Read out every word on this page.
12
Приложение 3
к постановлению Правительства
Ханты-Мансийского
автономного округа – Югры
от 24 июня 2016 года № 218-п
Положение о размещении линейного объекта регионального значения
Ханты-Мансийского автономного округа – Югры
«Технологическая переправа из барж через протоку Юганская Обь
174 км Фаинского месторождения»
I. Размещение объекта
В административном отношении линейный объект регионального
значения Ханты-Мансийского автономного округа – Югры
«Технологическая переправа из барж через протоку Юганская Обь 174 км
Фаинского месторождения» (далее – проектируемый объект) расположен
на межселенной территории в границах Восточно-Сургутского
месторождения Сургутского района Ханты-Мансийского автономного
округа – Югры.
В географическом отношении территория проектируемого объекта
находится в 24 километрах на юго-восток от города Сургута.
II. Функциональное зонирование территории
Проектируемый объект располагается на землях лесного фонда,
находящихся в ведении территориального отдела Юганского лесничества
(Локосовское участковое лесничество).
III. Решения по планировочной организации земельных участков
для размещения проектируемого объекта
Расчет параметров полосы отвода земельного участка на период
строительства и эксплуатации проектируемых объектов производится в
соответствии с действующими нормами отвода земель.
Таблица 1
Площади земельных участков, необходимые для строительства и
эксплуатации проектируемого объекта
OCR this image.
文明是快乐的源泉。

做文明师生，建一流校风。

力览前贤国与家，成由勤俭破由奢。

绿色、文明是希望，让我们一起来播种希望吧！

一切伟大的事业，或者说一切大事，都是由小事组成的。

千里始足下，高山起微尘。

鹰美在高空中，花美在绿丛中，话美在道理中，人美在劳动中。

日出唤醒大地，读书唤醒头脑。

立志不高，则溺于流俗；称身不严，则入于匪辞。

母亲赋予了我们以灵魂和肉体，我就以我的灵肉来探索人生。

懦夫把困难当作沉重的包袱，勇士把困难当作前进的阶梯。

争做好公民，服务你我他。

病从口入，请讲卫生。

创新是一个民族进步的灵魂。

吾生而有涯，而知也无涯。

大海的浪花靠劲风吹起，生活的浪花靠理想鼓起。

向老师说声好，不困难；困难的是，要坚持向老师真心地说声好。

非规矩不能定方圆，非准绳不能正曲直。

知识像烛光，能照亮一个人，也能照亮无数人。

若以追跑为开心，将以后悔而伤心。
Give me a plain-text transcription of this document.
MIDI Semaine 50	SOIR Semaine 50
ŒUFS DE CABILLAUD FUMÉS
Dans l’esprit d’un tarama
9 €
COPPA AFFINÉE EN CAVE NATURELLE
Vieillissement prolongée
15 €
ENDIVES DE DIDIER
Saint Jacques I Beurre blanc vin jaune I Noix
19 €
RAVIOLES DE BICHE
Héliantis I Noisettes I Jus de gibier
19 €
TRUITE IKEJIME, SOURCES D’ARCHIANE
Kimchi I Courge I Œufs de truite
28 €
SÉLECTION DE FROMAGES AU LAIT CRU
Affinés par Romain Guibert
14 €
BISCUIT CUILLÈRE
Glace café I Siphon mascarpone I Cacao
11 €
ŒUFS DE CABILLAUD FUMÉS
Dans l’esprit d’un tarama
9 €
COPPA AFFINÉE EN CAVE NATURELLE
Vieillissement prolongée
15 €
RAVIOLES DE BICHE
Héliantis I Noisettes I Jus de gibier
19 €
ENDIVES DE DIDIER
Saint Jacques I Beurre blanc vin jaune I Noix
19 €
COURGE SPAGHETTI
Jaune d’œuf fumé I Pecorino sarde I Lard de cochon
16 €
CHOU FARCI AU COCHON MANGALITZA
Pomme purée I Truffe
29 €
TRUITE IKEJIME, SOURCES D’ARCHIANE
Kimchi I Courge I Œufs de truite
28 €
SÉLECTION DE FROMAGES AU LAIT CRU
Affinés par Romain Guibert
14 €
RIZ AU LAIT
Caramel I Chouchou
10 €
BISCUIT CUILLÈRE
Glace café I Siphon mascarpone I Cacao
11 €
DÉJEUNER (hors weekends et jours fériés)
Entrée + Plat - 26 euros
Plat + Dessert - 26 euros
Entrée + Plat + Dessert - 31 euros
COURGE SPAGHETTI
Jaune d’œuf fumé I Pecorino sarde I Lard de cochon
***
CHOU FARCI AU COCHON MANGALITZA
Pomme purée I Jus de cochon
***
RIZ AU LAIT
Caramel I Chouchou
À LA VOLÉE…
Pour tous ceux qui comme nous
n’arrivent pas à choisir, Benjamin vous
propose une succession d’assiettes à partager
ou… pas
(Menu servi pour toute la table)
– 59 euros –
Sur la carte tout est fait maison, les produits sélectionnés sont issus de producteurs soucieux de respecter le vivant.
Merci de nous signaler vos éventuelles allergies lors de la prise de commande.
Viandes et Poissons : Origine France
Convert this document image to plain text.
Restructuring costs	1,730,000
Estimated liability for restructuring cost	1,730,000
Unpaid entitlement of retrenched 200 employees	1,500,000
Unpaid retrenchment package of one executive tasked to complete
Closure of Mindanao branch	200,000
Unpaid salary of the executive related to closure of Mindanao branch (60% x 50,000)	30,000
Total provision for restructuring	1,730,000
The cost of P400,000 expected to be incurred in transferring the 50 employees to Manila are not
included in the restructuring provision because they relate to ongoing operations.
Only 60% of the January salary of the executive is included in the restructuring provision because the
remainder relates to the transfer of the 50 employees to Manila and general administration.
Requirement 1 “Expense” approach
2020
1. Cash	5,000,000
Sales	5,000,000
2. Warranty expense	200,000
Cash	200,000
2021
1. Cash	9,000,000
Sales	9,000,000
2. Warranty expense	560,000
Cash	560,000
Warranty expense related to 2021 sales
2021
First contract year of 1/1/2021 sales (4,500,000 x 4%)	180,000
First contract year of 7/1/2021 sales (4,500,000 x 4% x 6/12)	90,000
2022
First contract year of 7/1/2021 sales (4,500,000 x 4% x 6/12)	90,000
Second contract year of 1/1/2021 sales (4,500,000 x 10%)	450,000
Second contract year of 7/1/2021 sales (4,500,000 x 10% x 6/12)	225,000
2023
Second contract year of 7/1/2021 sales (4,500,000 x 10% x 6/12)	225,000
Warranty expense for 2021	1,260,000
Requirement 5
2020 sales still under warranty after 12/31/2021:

**The problem:**
Every line that holds the word "земельных" should be extracted.

**Exercise result:**
III. Решения по планировочной организации земельных участков
Площади земельных участков, необходимые для строительства и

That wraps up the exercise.